YOUR GOAL:
Copy down every line where the string "settings" shows up.

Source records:
···

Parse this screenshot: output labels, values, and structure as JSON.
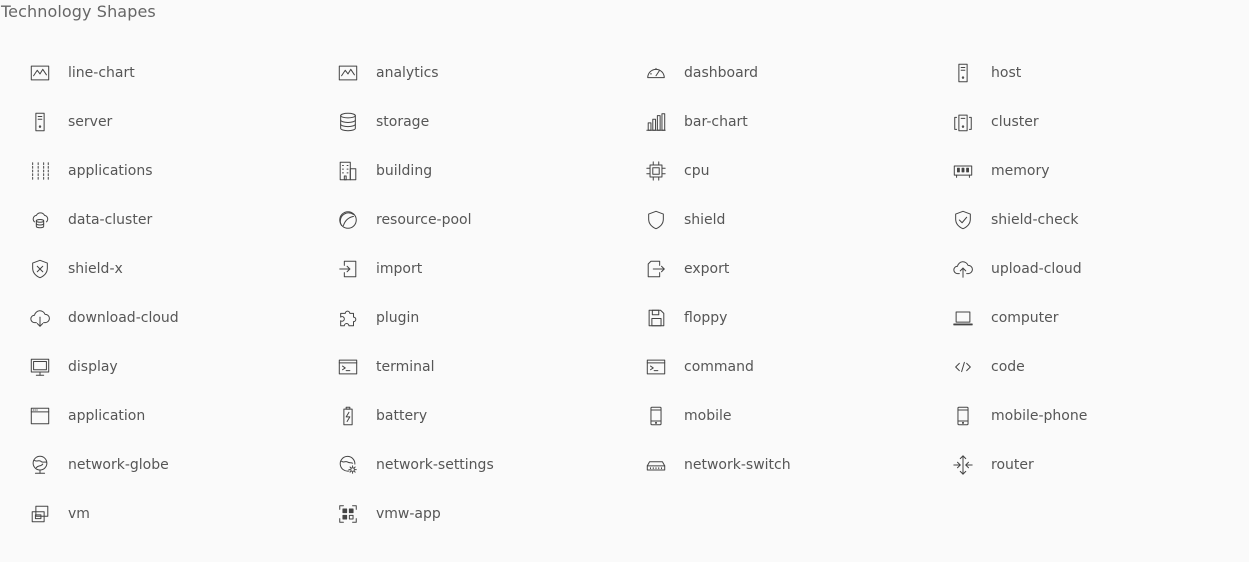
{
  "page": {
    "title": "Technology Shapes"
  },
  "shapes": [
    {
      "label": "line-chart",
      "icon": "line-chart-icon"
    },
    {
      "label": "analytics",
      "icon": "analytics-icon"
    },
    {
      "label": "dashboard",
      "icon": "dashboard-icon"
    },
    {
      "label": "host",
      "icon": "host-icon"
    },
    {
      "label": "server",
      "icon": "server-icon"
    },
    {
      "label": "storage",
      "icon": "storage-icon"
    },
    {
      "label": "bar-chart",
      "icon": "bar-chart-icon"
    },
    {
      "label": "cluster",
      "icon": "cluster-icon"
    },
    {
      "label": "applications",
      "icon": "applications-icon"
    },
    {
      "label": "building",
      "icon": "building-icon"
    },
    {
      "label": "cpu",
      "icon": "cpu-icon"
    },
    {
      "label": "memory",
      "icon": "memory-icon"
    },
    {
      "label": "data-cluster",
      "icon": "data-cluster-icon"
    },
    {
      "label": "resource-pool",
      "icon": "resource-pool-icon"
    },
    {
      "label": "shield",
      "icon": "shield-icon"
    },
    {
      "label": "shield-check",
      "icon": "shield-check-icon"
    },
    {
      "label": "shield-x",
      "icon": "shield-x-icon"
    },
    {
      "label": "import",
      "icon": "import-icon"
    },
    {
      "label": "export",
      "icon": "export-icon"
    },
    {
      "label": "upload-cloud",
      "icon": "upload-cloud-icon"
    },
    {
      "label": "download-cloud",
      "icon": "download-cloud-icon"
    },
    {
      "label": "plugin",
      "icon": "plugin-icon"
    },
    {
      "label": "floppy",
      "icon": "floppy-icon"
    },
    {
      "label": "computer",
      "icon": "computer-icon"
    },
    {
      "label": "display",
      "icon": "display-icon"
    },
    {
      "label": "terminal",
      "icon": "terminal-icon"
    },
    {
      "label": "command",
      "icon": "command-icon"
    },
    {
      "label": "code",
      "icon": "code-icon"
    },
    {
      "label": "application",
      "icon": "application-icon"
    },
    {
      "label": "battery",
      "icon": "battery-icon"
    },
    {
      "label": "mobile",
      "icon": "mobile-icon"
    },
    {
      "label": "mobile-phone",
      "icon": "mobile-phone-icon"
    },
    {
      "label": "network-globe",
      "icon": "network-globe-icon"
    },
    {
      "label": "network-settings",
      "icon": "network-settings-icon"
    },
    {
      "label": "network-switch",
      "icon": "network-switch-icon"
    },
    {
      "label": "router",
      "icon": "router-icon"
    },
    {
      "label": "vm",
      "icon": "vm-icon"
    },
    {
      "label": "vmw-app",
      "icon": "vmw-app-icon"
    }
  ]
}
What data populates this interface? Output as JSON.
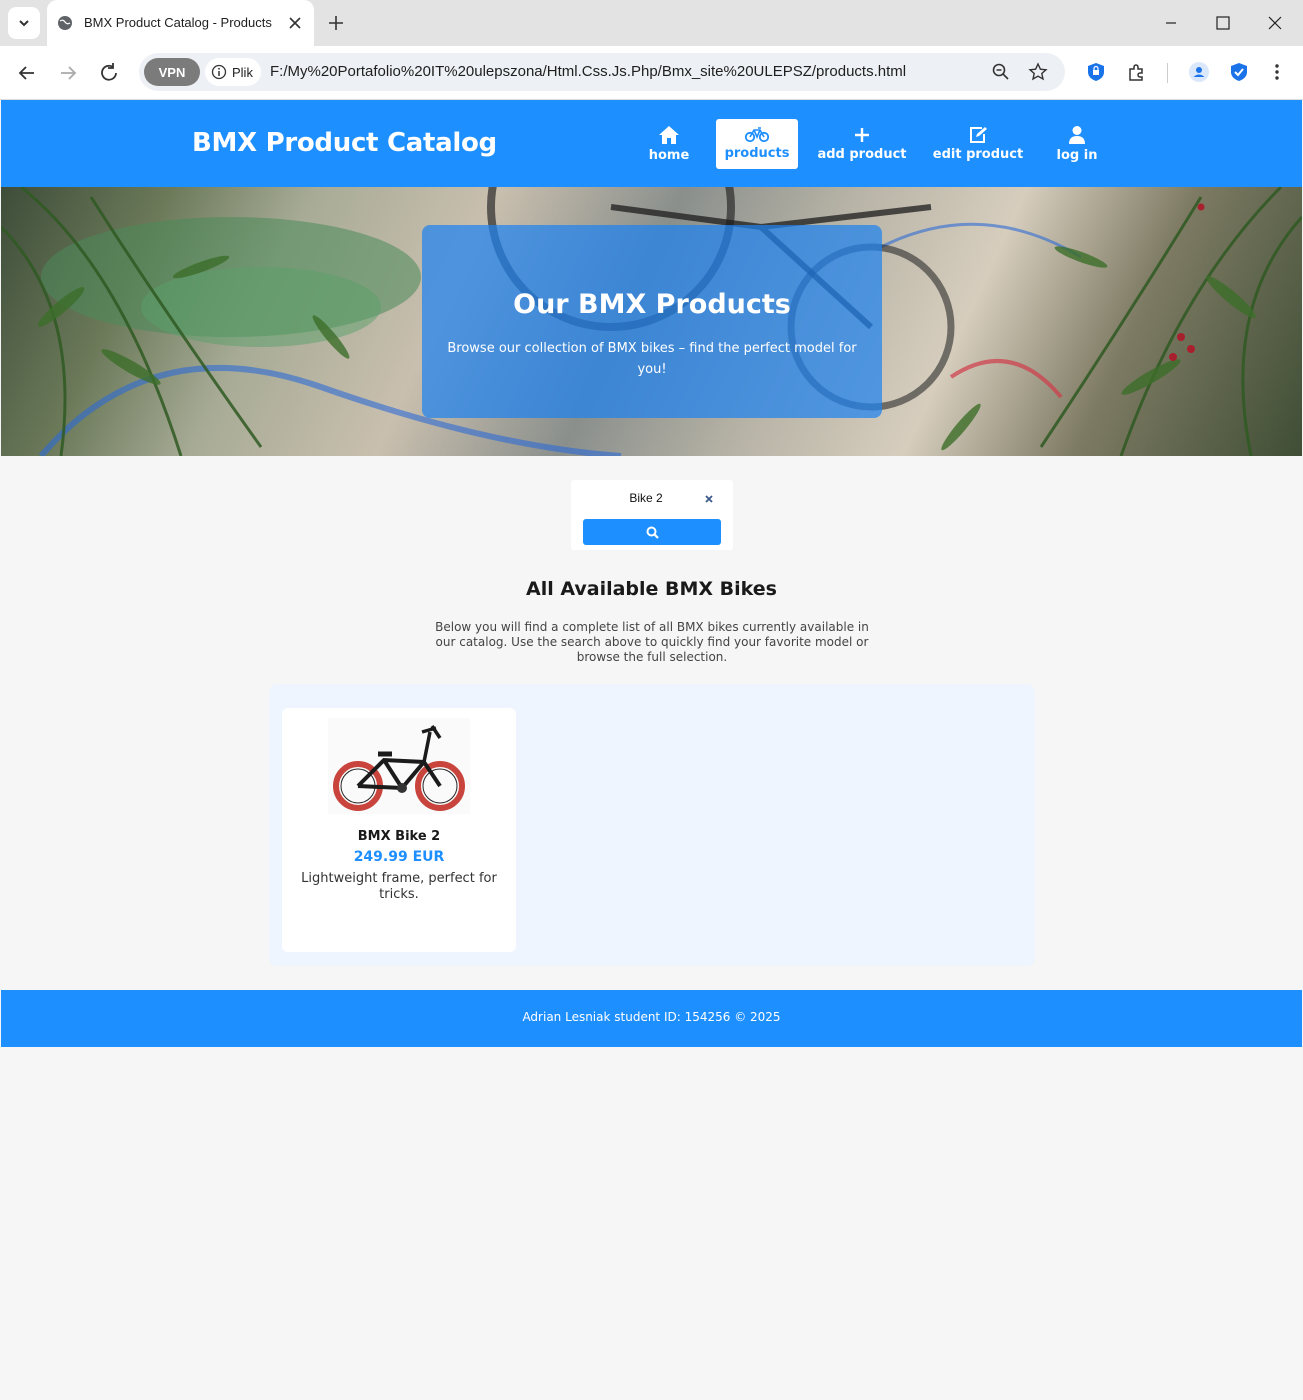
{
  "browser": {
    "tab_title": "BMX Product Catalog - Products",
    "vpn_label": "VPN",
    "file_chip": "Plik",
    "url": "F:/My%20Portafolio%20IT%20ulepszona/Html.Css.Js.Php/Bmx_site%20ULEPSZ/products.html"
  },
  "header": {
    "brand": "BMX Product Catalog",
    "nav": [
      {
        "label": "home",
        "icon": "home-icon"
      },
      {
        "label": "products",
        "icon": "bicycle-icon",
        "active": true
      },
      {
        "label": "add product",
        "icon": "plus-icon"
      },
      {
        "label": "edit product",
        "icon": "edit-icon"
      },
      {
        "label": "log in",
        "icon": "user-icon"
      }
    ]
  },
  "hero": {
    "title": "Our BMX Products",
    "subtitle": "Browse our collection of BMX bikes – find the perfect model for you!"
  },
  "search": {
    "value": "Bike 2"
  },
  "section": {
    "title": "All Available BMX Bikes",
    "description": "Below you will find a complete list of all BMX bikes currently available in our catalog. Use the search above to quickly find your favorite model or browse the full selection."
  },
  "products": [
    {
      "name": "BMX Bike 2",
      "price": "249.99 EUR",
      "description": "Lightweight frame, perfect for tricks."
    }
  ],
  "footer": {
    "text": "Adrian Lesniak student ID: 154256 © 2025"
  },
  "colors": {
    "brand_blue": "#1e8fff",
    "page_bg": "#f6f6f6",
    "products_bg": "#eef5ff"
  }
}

···

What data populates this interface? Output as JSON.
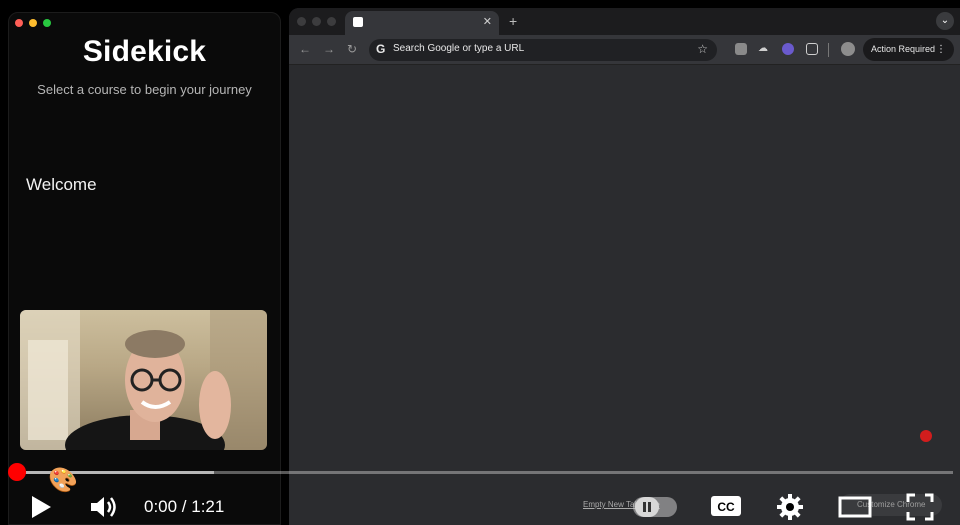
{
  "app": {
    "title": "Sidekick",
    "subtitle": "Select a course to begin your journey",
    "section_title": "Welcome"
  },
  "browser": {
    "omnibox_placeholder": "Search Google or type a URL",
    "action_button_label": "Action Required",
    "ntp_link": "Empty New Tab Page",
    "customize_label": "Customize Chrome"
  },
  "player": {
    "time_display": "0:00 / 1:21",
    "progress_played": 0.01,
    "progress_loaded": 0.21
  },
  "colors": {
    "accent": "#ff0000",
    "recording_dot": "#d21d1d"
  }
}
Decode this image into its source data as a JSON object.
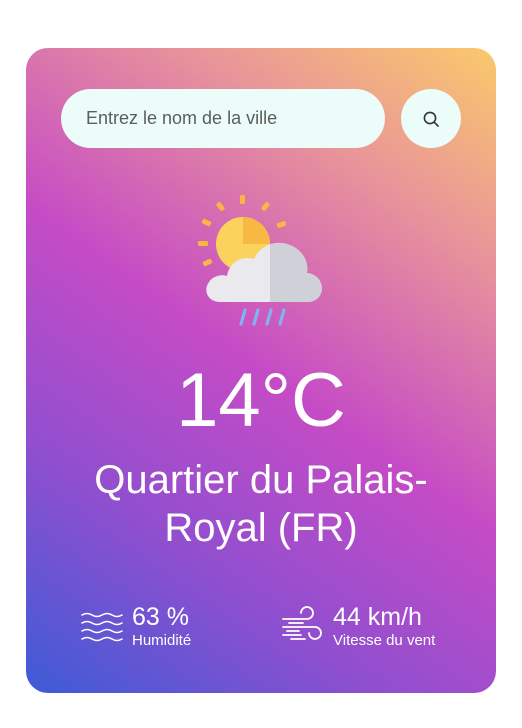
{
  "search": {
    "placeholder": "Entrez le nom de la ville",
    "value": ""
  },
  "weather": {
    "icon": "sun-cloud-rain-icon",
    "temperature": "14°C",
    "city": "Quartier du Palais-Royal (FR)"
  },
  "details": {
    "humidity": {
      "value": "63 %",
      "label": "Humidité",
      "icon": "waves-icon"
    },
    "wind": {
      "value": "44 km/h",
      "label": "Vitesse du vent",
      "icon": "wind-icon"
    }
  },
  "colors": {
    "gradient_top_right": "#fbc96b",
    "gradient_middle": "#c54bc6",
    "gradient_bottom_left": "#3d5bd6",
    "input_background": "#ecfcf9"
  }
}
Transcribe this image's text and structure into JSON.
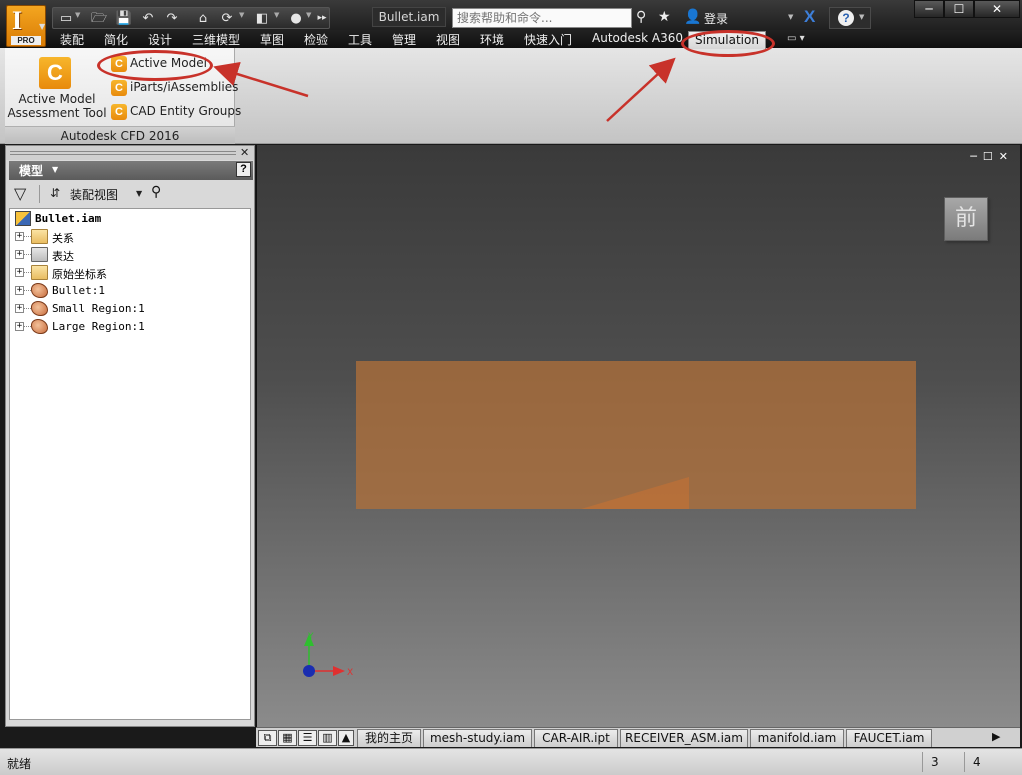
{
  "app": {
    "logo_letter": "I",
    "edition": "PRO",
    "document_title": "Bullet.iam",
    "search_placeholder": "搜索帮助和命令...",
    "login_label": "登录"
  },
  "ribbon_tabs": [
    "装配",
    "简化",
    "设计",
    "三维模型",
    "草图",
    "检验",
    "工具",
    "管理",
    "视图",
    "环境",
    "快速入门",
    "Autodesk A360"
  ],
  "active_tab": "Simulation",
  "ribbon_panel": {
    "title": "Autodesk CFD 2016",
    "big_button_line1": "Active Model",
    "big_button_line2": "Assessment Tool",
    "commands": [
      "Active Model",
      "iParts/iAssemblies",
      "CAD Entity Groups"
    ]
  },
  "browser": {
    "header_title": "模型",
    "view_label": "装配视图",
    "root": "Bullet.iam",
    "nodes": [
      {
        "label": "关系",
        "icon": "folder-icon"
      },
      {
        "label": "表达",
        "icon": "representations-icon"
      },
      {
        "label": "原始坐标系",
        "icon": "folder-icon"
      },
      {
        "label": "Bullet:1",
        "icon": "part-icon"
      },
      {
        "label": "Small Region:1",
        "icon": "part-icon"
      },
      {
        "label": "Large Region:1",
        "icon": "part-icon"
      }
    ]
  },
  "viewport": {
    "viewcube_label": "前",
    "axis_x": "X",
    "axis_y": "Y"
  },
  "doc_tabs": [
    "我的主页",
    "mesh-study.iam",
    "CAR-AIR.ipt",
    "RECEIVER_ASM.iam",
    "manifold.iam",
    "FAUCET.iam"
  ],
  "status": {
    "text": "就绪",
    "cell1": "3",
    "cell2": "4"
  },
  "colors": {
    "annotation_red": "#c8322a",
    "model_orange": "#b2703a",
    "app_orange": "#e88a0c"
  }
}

···

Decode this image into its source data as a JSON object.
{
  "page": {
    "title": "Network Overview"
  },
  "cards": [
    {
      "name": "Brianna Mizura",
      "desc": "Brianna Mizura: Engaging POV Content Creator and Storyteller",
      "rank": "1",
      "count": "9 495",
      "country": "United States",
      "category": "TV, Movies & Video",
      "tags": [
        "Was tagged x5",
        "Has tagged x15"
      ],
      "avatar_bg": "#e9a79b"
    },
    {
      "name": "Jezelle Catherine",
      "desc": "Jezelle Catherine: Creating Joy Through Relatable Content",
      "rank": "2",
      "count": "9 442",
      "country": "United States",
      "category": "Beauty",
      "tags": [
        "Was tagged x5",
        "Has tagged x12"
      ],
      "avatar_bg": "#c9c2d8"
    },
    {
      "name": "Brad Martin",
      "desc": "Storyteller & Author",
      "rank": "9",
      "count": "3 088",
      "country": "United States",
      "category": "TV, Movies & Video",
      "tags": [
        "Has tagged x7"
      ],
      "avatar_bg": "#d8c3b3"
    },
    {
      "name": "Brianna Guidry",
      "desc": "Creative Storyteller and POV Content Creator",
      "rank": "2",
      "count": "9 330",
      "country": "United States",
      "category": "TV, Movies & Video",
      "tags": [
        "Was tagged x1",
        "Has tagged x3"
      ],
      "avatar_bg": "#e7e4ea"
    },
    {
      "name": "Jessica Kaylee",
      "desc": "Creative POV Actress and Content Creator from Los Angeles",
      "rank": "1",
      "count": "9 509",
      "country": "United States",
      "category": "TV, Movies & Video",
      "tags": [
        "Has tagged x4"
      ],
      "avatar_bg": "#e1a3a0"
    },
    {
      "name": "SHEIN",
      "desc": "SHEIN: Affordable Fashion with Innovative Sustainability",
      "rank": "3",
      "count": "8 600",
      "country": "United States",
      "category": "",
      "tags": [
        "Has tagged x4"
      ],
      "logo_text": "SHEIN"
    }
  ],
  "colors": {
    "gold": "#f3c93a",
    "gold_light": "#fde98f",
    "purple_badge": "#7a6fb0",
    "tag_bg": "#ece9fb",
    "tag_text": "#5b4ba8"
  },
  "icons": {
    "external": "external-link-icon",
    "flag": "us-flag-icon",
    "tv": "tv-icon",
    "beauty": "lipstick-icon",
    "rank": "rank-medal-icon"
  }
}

···

FINAL ANSWER:
      "label": "network-settings",
      "icon": "network-settings-icon"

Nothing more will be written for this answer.